YOUR INSTRUCTIONS »
Pictures should be excluded; otherwise, copy every entry exactly.

(Entries from a dataset)
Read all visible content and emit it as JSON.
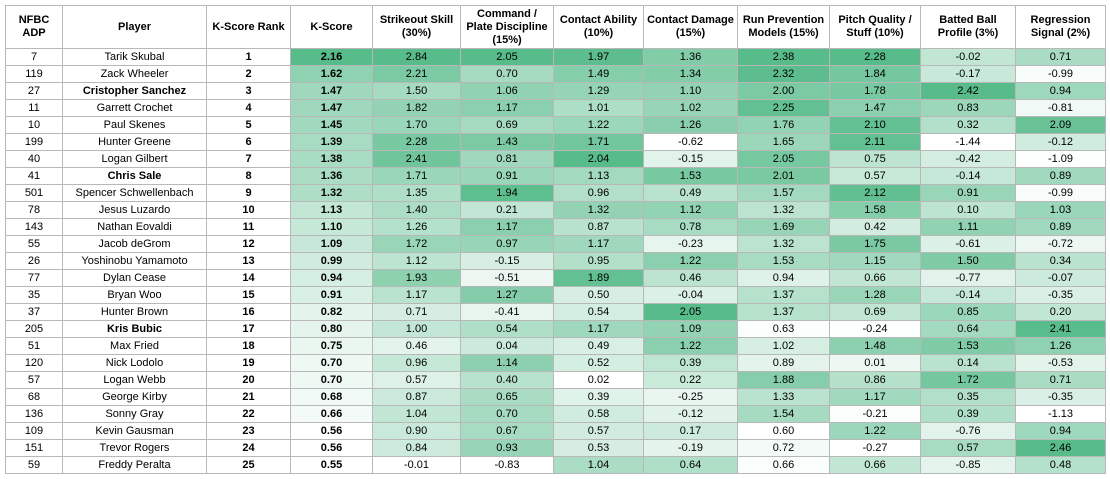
{
  "table": {
    "header": [
      "NFBC ADP",
      "Player",
      "K-Score Rank",
      "K-Score",
      "Strikeout Skill (30%)",
      "Command / Plate Discipline (15%)",
      "Contact Ability (10%)",
      "Contact Damage (15%)",
      "Run Prevention Models (15%)",
      "Pitch Quality / Stuff (10%)",
      "Batted Ball Profile (3%)",
      "Regression Signal (2%)"
    ],
    "rows": [
      {
        "cells": [
          "7",
          "Tarik Skubal",
          "1",
          "2.16",
          "2.84",
          "2.05",
          "1.97",
          "1.36",
          "2.38",
          "2.28",
          "-0.02",
          "0.71"
        ]
      },
      {
        "cells": [
          "119",
          "Zack Wheeler",
          "2",
          "1.62",
          "2.21",
          "0.70",
          "1.49",
          "1.34",
          "2.32",
          "1.84",
          "-0.17",
          "-0.99"
        ]
      },
      {
        "cells": [
          "27",
          "Cristopher Sanchez",
          "3",
          "1.47",
          "1.50",
          "1.06",
          "1.29",
          "1.10",
          "2.00",
          "1.78",
          "2.42",
          "0.94"
        ],
        "bold": true
      },
      {
        "cells": [
          "11",
          "Garrett Crochet",
          "4",
          "1.47",
          "1.82",
          "1.17",
          "1.01",
          "1.02",
          "2.25",
          "1.47",
          "0.83",
          "-0.81"
        ]
      },
      {
        "cells": [
          "10",
          "Paul Skenes",
          "5",
          "1.45",
          "1.70",
          "0.69",
          "1.22",
          "1.26",
          "1.76",
          "2.10",
          "0.32",
          "2.09"
        ]
      },
      {
        "cells": [
          "199",
          "Hunter Greene",
          "6",
          "1.39",
          "2.28",
          "1.43",
          "1.71",
          "-0.62",
          "1.65",
          "2.11",
          "-1.44",
          "-0.12"
        ]
      },
      {
        "cells": [
          "40",
          "Logan Gilbert",
          "7",
          "1.38",
          "2.41",
          "0.81",
          "2.04",
          "-0.15",
          "2.05",
          "0.75",
          "-0.42",
          "-1.09"
        ]
      },
      {
        "cells": [
          "41",
          "Chris Sale",
          "8",
          "1.36",
          "1.71",
          "0.91",
          "1.13",
          "1.53",
          "2.01",
          "0.57",
          "-0.14",
          "0.89"
        ],
        "bold": true
      },
      {
        "cells": [
          "501",
          "Spencer Schwellenbach",
          "9",
          "1.32",
          "1.35",
          "1.94",
          "0.96",
          "0.49",
          "1.57",
          "2.12",
          "0.91",
          "-0.99"
        ]
      },
      {
        "cells": [
          "78",
          "Jesus Luzardo",
          "10",
          "1.13",
          "1.40",
          "0.21",
          "1.32",
          "1.12",
          "1.32",
          "1.58",
          "0.10",
          "1.03"
        ]
      },
      {
        "cells": [
          "143",
          "Nathan Eovaldi",
          "11",
          "1.10",
          "1.26",
          "1.17",
          "0.87",
          "0.78",
          "1.69",
          "0.42",
          "1.11",
          "0.89"
        ]
      },
      {
        "cells": [
          "55",
          "Jacob deGrom",
          "12",
          "1.09",
          "1.72",
          "0.97",
          "1.17",
          "-0.23",
          "1.32",
          "1.75",
          "-0.61",
          "-0.72"
        ]
      },
      {
        "cells": [
          "26",
          "Yoshinobu Yamamoto",
          "13",
          "0.99",
          "1.12",
          "-0.15",
          "0.95",
          "1.22",
          "1.53",
          "1.15",
          "1.50",
          "0.34"
        ]
      },
      {
        "cells": [
          "77",
          "Dylan Cease",
          "14",
          "0.94",
          "1.93",
          "-0.51",
          "1.89",
          "0.46",
          "0.94",
          "0.66",
          "-0.77",
          "-0.07"
        ]
      },
      {
        "cells": [
          "35",
          "Bryan Woo",
          "15",
          "0.91",
          "1.17",
          "1.27",
          "0.50",
          "-0.04",
          "1.37",
          "1.28",
          "-0.14",
          "-0.35"
        ]
      },
      {
        "cells": [
          "37",
          "Hunter Brown",
          "16",
          "0.82",
          "0.71",
          "-0.41",
          "0.54",
          "2.05",
          "1.37",
          "0.69",
          "0.85",
          "0.20"
        ]
      },
      {
        "cells": [
          "205",
          "Kris Bubic",
          "17",
          "0.80",
          "1.00",
          "0.54",
          "1.17",
          "1.09",
          "0.63",
          "-0.24",
          "0.64",
          "2.41"
        ],
        "bold": true
      },
      {
        "cells": [
          "51",
          "Max Fried",
          "18",
          "0.75",
          "0.46",
          "0.04",
          "0.49",
          "1.22",
          "1.02",
          "1.48",
          "1.53",
          "1.26"
        ]
      },
      {
        "cells": [
          "120",
          "Nick Lodolo",
          "19",
          "0.70",
          "0.96",
          "1.14",
          "0.52",
          "0.39",
          "0.89",
          "0.01",
          "0.14",
          "-0.53"
        ]
      },
      {
        "cells": [
          "57",
          "Logan Webb",
          "20",
          "0.70",
          "0.57",
          "0.40",
          "0.02",
          "0.22",
          "1.88",
          "0.86",
          "1.72",
          "0.71"
        ]
      },
      {
        "cells": [
          "68",
          "George Kirby",
          "21",
          "0.68",
          "0.87",
          "0.65",
          "0.39",
          "-0.25",
          "1.33",
          "1.17",
          "0.35",
          "-0.35"
        ]
      },
      {
        "cells": [
          "136",
          "Sonny Gray",
          "22",
          "0.66",
          "1.04",
          "0.70",
          "0.58",
          "-0.12",
          "1.54",
          "-0.21",
          "0.39",
          "-1.13"
        ]
      },
      {
        "cells": [
          "109",
          "Kevin Gausman",
          "23",
          "0.56",
          "0.90",
          "0.67",
          "0.57",
          "0.17",
          "0.60",
          "1.22",
          "-0.76",
          "0.94"
        ]
      },
      {
        "cells": [
          "151",
          "Trevor Rogers",
          "24",
          "0.56",
          "0.84",
          "0.93",
          "0.53",
          "-0.19",
          "0.72",
          "-0.27",
          "0.57",
          "2.46"
        ]
      },
      {
        "cells": [
          "59",
          "Freddy Peralta",
          "25",
          "0.55",
          "-0.01",
          "-0.83",
          "1.04",
          "0.64",
          "0.66",
          "0.66",
          "-0.85",
          "0.48"
        ]
      }
    ]
  }
}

FINAL ANSWER »
Read all visible content and emit it as JSON.
{
  "table": {
    "header": [
      "NFBC ADP",
      "Player",
      "K-Score Rank",
      "K-Score",
      "Strikeout Skill (30%)",
      "Command / Plate Discipline (15%)",
      "Contact Ability (10%)",
      "Contact Damage (15%)",
      "Run Prevention Models (15%)",
      "Pitch Quality / Stuff (10%)",
      "Batted Ball Profile (3%)",
      "Regression Signal (2%)"
    ],
    "rows": [
      {
        "cells": [
          "7",
          "Tarik Skubal",
          "1",
          "2.16",
          "2.84",
          "2.05",
          "1.97",
          "1.36",
          "2.38",
          "2.28",
          "-0.02",
          "0.71"
        ]
      },
      {
        "cells": [
          "119",
          "Zack Wheeler",
          "2",
          "1.62",
          "2.21",
          "0.70",
          "1.49",
          "1.34",
          "2.32",
          "1.84",
          "-0.17",
          "-0.99"
        ]
      },
      {
        "cells": [
          "27",
          "Cristopher Sanchez",
          "3",
          "1.47",
          "1.50",
          "1.06",
          "1.29",
          "1.10",
          "2.00",
          "1.78",
          "2.42",
          "0.94"
        ],
        "bold": true
      },
      {
        "cells": [
          "11",
          "Garrett Crochet",
          "4",
          "1.47",
          "1.82",
          "1.17",
          "1.01",
          "1.02",
          "2.25",
          "1.47",
          "0.83",
          "-0.81"
        ]
      },
      {
        "cells": [
          "10",
          "Paul Skenes",
          "5",
          "1.45",
          "1.70",
          "0.69",
          "1.22",
          "1.26",
          "1.76",
          "2.10",
          "0.32",
          "2.09"
        ]
      },
      {
        "cells": [
          "199",
          "Hunter Greene",
          "6",
          "1.39",
          "2.28",
          "1.43",
          "1.71",
          "-0.62",
          "1.65",
          "2.11",
          "-1.44",
          "-0.12"
        ]
      },
      {
        "cells": [
          "40",
          "Logan Gilbert",
          "7",
          "1.38",
          "2.41",
          "0.81",
          "2.04",
          "-0.15",
          "2.05",
          "0.75",
          "-0.42",
          "-1.09"
        ]
      },
      {
        "cells": [
          "41",
          "Chris Sale",
          "8",
          "1.36",
          "1.71",
          "0.91",
          "1.13",
          "1.53",
          "2.01",
          "0.57",
          "-0.14",
          "0.89"
        ],
        "bold": true
      },
      {
        "cells": [
          "501",
          "Spencer Schwellenbach",
          "9",
          "1.32",
          "1.35",
          "1.94",
          "0.96",
          "0.49",
          "1.57",
          "2.12",
          "0.91",
          "-0.99"
        ]
      },
      {
        "cells": [
          "78",
          "Jesus Luzardo",
          "10",
          "1.13",
          "1.40",
          "0.21",
          "1.32",
          "1.12",
          "1.32",
          "1.58",
          "0.10",
          "1.03"
        ]
      },
      {
        "cells": [
          "143",
          "Nathan Eovaldi",
          "11",
          "1.10",
          "1.26",
          "1.17",
          "0.87",
          "0.78",
          "1.69",
          "0.42",
          "1.11",
          "0.89"
        ]
      },
      {
        "cells": [
          "55",
          "Jacob deGrom",
          "12",
          "1.09",
          "1.72",
          "0.97",
          "1.17",
          "-0.23",
          "1.32",
          "1.75",
          "-0.61",
          "-0.72"
        ]
      },
      {
        "cells": [
          "26",
          "Yoshinobu Yamamoto",
          "13",
          "0.99",
          "1.12",
          "-0.15",
          "0.95",
          "1.22",
          "1.53",
          "1.15",
          "1.50",
          "0.34"
        ]
      },
      {
        "cells": [
          "77",
          "Dylan Cease",
          "14",
          "0.94",
          "1.93",
          "-0.51",
          "1.89",
          "0.46",
          "0.94",
          "0.66",
          "-0.77",
          "-0.07"
        ]
      },
      {
        "cells": [
          "35",
          "Bryan Woo",
          "15",
          "0.91",
          "1.17",
          "1.27",
          "0.50",
          "-0.04",
          "1.37",
          "1.28",
          "-0.14",
          "-0.35"
        ]
      },
      {
        "cells": [
          "37",
          "Hunter Brown",
          "16",
          "0.82",
          "0.71",
          "-0.41",
          "0.54",
          "2.05",
          "1.37",
          "0.69",
          "0.85",
          "0.20"
        ]
      },
      {
        "cells": [
          "205",
          "Kris Bubic",
          "17",
          "0.80",
          "1.00",
          "0.54",
          "1.17",
          "1.09",
          "0.63",
          "-0.24",
          "0.64",
          "2.41"
        ],
        "bold": true
      },
      {
        "cells": [
          "51",
          "Max Fried",
          "18",
          "0.75",
          "0.46",
          "0.04",
          "0.49",
          "1.22",
          "1.02",
          "1.48",
          "1.53",
          "1.26"
        ]
      },
      {
        "cells": [
          "120",
          "Nick Lodolo",
          "19",
          "0.70",
          "0.96",
          "1.14",
          "0.52",
          "0.39",
          "0.89",
          "0.01",
          "0.14",
          "-0.53"
        ]
      },
      {
        "cells": [
          "57",
          "Logan Webb",
          "20",
          "0.70",
          "0.57",
          "0.40",
          "0.02",
          "0.22",
          "1.88",
          "0.86",
          "1.72",
          "0.71"
        ]
      },
      {
        "cells": [
          "68",
          "George Kirby",
          "21",
          "0.68",
          "0.87",
          "0.65",
          "0.39",
          "-0.25",
          "1.33",
          "1.17",
          "0.35",
          "-0.35"
        ]
      },
      {
        "cells": [
          "136",
          "Sonny Gray",
          "22",
          "0.66",
          "1.04",
          "0.70",
          "0.58",
          "-0.12",
          "1.54",
          "-0.21",
          "0.39",
          "-1.13"
        ]
      },
      {
        "cells": [
          "109",
          "Kevin Gausman",
          "23",
          "0.56",
          "0.90",
          "0.67",
          "0.57",
          "0.17",
          "0.60",
          "1.22",
          "-0.76",
          "0.94"
        ]
      },
      {
        "cells": [
          "151",
          "Trevor Rogers",
          "24",
          "0.56",
          "0.84",
          "0.93",
          "0.53",
          "-0.19",
          "0.72",
          "-0.27",
          "0.57",
          "2.46"
        ]
      },
      {
        "cells": [
          "59",
          "Freddy Peralta",
          "25",
          "0.55",
          "-0.01",
          "-0.83",
          "1.04",
          "0.64",
          "0.66",
          "0.66",
          "-0.85",
          "0.48"
        ]
      }
    ]
  }
}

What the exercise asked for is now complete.